Entries start
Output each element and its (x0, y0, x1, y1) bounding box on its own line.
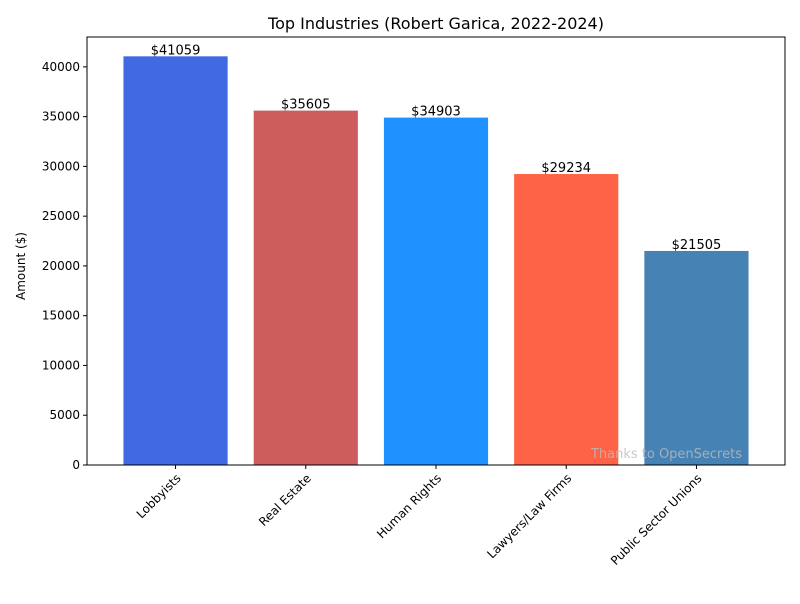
y-axis-label: Amount ($) (14, 232, 28, 300)
bar-series (123, 56, 749, 466)
bar-value-label: $41059 (151, 43, 201, 58)
y-tick-label: 0 (72, 458, 80, 472)
bar-value-label: $29234 (541, 161, 591, 176)
y-tick-label: 35000 (42, 110, 80, 124)
y-tick-label: 20000 (42, 259, 80, 273)
y-tick-label: 30000 (42, 159, 80, 173)
y-tick-label: 25000 (42, 209, 80, 223)
chart-title: Top Industries (Robert Garica, 2022-2024… (267, 14, 604, 33)
y-tick-label: 10000 (42, 358, 80, 372)
y-tick-label: 40000 (42, 60, 80, 74)
bar-value-label: $34903 (411, 105, 461, 120)
bar (123, 56, 228, 465)
bar (253, 110, 358, 465)
bar-value-labels: $41059 $35605 $34903 $29234 $21505 (151, 43, 722, 253)
bar-value-label: $21505 (672, 238, 722, 253)
plot-frame (86, 36, 786, 466)
bar (644, 250, 749, 465)
bar (514, 174, 619, 465)
bar (383, 117, 489, 466)
y-axis-ticks: 0 5000 10000 15000 20000 25000 30000 35000 40000 (42, 60, 87, 472)
y-tick-label: 5000 (49, 408, 80, 422)
watermark-text: Thanks to OpenSecrets (590, 447, 742, 462)
y-tick-label: 15000 (42, 309, 80, 323)
bar-value-label: $35605 (281, 98, 331, 113)
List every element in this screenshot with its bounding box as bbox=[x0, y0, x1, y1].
Entries end
Exercise:
Return every line from the one containing "y-axis-label: Amount ($) (14, 232, 28, 300)" through the final line, inclusive, reproducing each one unchanged.

Written reply:
y-axis-label: Amount ($) (14, 232, 28, 300)
bar-series (123, 56, 749, 466)
bar-value-label: $41059 (151, 43, 201, 58)
y-tick-label: 0 (72, 458, 80, 472)
bar-value-label: $29234 (541, 161, 591, 176)
y-tick-label: 35000 (42, 110, 80, 124)
y-tick-label: 20000 (42, 259, 80, 273)
y-tick-label: 30000 (42, 159, 80, 173)
y-tick-label: 25000 (42, 209, 80, 223)
chart-title: Top Industries (Robert Garica, 2022-2024… (267, 14, 604, 33)
y-tick-label: 10000 (42, 358, 80, 372)
y-tick-label: 40000 (42, 60, 80, 74)
bar-value-label: $34903 (411, 105, 461, 120)
bar (123, 56, 228, 465)
bar (253, 110, 358, 465)
bar-value-labels: $41059 $35605 $34903 $29234 $21505 (151, 43, 722, 253)
bar-value-label: $21505 (672, 238, 722, 253)
plot-frame (86, 36, 786, 466)
bar (644, 250, 749, 465)
bar (514, 174, 619, 465)
bar (383, 117, 489, 466)
y-axis-ticks: 0 5000 10000 15000 20000 25000 30000 35000 40000 (42, 60, 87, 472)
y-tick-label: 5000 (49, 408, 80, 422)
watermark-text: Thanks to OpenSecrets (590, 447, 742, 462)
y-tick-label: 15000 (42, 309, 80, 323)
bar-value-label: $35605 (281, 98, 331, 113)
List every element in this screenshot with its bounding box as bbox=[x0, y0, x1, y1].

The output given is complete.